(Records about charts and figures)
-- BEGIN --

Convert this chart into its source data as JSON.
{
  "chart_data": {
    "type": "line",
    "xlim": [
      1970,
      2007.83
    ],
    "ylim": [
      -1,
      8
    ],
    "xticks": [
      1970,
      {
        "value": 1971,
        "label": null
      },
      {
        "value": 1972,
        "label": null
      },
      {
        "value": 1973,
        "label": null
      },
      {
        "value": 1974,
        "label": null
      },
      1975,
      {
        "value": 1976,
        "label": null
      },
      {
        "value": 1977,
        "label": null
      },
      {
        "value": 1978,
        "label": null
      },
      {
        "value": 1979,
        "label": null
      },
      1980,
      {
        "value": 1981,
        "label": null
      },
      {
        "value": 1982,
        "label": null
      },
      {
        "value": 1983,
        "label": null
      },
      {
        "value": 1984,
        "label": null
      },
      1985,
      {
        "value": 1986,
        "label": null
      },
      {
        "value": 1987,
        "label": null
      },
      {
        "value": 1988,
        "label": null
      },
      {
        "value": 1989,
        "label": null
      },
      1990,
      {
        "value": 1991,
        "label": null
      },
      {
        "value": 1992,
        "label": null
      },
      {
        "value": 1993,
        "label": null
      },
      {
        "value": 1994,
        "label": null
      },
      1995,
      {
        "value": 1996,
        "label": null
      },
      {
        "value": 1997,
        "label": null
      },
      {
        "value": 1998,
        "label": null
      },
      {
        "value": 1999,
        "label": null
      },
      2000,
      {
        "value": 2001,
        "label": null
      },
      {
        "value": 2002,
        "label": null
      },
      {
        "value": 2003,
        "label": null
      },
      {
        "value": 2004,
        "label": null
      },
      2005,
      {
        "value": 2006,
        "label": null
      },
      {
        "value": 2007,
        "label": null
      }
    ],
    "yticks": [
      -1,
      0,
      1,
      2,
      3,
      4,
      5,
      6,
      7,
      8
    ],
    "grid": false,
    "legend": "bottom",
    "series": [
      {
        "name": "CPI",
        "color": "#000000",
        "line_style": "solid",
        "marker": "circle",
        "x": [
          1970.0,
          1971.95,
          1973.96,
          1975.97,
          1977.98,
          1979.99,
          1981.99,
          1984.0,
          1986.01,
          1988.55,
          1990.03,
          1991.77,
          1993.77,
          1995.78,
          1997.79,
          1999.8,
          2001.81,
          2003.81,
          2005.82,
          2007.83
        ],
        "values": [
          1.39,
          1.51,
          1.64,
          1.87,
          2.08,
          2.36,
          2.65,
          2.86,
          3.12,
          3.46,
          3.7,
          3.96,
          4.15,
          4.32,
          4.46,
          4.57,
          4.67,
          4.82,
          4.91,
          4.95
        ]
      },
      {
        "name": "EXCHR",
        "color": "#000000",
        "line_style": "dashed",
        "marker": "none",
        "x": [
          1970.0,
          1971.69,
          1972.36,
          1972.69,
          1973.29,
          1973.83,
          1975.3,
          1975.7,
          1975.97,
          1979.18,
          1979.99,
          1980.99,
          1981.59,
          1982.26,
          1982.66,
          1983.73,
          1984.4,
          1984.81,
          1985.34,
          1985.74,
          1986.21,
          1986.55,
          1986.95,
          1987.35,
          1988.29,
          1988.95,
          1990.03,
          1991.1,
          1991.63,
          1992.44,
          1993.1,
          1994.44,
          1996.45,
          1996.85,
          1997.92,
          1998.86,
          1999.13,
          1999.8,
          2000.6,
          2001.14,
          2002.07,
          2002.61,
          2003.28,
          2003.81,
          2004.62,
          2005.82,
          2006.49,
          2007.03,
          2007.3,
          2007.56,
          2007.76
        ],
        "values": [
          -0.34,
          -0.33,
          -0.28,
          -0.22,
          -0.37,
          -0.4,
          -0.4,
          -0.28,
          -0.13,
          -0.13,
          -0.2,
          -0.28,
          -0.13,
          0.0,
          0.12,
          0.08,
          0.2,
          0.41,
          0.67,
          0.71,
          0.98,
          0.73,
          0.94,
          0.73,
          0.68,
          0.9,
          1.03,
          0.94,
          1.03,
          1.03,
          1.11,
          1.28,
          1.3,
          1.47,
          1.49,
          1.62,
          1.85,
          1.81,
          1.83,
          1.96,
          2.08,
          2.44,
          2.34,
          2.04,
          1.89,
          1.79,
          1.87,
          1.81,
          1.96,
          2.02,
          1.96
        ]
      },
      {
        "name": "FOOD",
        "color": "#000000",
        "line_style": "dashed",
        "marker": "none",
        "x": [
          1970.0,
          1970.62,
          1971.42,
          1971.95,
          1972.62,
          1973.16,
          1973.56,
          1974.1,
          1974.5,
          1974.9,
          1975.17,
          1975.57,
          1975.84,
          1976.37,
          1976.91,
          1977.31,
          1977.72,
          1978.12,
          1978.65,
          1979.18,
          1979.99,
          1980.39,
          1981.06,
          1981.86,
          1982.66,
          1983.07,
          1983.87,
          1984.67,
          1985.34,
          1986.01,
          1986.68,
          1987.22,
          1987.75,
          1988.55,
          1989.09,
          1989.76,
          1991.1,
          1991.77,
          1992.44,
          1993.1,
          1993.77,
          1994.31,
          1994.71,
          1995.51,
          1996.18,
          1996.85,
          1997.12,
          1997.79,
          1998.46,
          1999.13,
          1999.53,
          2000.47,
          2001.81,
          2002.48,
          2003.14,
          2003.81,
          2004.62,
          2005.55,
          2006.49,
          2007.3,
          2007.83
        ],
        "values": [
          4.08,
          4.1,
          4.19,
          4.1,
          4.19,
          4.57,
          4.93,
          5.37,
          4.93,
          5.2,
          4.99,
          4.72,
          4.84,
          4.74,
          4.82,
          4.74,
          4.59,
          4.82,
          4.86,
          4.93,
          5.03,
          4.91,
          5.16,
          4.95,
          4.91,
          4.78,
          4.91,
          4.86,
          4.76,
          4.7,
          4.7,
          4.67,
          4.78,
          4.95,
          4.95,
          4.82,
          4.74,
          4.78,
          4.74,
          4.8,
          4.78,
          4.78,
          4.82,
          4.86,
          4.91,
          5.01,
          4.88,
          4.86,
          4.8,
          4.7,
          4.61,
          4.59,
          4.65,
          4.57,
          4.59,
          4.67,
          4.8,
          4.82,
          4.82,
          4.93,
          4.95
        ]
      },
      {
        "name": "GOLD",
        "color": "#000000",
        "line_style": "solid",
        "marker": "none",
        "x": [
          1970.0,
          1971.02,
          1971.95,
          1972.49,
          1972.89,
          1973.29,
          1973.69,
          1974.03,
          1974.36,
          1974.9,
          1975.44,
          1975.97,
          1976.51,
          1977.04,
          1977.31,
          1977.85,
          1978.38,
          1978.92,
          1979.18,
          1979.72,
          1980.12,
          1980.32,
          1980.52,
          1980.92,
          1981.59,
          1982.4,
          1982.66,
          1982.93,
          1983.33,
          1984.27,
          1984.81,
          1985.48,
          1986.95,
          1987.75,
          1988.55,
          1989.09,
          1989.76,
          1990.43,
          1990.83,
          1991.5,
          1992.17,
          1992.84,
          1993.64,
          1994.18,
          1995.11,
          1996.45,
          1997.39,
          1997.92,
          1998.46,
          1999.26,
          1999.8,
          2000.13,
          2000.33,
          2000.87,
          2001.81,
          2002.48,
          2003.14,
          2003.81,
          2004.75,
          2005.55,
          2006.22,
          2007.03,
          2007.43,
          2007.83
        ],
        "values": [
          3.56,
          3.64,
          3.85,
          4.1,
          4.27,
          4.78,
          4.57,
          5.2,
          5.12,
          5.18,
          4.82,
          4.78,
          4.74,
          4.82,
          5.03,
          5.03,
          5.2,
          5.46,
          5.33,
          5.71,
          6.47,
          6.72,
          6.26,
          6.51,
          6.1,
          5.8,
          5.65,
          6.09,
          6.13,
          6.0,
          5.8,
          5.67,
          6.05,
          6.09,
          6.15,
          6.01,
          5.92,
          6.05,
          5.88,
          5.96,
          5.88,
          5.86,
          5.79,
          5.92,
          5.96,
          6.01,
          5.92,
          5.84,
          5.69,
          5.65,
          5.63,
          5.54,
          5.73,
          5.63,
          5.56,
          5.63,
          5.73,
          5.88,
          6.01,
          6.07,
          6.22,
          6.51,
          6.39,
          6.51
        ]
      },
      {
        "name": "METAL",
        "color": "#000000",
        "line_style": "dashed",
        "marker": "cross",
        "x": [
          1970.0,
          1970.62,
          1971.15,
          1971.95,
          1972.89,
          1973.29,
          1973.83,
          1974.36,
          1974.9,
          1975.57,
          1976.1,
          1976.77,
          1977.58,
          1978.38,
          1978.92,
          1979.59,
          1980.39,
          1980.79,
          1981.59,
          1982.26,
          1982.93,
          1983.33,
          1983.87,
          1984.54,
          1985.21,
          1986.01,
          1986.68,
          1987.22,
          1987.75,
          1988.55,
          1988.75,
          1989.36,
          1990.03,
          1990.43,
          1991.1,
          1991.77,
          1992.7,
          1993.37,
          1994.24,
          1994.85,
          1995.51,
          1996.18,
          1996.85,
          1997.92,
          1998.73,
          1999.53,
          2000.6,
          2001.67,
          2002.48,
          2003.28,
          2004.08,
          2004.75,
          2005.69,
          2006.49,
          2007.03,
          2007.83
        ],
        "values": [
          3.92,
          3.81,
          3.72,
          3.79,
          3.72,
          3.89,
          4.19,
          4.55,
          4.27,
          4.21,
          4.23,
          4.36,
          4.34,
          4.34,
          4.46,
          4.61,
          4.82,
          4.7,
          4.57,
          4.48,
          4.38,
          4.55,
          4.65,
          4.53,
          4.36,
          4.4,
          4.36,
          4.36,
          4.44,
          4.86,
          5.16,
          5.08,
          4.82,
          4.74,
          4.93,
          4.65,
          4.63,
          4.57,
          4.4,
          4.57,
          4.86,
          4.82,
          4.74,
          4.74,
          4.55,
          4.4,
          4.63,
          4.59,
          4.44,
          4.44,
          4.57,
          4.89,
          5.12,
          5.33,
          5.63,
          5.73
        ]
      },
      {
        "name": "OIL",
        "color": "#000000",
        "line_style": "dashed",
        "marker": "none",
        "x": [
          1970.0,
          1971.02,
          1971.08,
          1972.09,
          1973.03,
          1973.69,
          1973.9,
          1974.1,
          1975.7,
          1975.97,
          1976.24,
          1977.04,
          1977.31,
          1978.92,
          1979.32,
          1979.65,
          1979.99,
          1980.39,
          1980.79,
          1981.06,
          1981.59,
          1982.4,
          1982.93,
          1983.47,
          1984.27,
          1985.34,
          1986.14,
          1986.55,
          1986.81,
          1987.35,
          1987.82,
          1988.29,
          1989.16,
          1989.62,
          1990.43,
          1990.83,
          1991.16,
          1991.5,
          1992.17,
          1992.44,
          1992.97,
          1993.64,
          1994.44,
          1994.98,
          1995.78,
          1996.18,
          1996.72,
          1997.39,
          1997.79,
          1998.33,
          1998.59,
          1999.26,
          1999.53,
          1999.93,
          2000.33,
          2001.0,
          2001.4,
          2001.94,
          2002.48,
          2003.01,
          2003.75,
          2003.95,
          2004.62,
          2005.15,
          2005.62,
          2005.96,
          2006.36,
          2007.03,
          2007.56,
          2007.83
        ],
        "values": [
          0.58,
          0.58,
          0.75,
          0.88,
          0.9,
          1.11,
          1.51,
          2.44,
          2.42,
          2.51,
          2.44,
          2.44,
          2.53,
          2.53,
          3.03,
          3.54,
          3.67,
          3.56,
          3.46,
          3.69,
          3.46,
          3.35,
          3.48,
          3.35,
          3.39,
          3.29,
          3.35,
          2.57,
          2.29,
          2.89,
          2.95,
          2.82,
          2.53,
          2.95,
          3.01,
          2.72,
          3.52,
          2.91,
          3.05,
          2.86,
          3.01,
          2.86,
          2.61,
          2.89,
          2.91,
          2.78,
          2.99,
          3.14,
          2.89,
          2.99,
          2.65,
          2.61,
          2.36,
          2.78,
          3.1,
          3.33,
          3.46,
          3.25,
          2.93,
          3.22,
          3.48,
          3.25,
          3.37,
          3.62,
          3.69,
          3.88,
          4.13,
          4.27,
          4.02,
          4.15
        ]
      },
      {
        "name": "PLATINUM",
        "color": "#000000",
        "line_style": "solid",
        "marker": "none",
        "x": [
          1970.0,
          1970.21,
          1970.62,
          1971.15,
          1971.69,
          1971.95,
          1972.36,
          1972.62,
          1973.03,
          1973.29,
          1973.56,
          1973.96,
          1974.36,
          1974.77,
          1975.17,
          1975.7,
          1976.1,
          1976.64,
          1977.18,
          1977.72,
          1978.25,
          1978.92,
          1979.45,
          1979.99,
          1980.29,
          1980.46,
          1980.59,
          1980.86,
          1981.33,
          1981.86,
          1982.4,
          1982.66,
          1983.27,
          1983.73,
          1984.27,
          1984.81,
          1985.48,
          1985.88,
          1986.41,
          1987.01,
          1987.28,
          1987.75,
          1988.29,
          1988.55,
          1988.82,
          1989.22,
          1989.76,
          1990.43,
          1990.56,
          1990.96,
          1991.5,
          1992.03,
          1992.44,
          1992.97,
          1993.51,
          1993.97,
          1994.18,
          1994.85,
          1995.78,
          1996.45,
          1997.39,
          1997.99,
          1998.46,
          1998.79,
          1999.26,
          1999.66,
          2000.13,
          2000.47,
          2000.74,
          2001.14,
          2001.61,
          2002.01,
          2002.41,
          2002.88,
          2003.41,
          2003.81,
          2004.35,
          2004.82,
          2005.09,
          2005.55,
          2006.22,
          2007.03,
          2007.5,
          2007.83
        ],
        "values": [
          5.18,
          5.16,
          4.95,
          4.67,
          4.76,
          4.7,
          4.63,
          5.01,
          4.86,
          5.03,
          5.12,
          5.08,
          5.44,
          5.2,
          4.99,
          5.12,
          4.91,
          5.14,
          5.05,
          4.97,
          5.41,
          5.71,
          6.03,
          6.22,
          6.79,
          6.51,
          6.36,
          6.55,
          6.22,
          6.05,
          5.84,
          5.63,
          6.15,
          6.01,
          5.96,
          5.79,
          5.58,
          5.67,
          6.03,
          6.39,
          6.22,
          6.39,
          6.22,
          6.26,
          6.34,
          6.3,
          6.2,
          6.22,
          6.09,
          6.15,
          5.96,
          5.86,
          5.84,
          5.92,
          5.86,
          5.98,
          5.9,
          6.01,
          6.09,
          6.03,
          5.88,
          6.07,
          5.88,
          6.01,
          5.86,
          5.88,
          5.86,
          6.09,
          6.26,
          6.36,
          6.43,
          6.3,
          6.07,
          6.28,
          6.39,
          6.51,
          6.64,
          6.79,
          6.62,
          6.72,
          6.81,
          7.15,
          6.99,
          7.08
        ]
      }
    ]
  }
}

-- END --

■ **PROBLEM TO WORK ON**
Identify and copy the lines holding the word "name".

■ **TASK RESULT**
        "name": "CPI",
        "name": "EXCHR",
        "name": "FOOD",
        "name": "GOLD",
        "name": "METAL",
        "name": "OIL",
        "name": "PLATINUM",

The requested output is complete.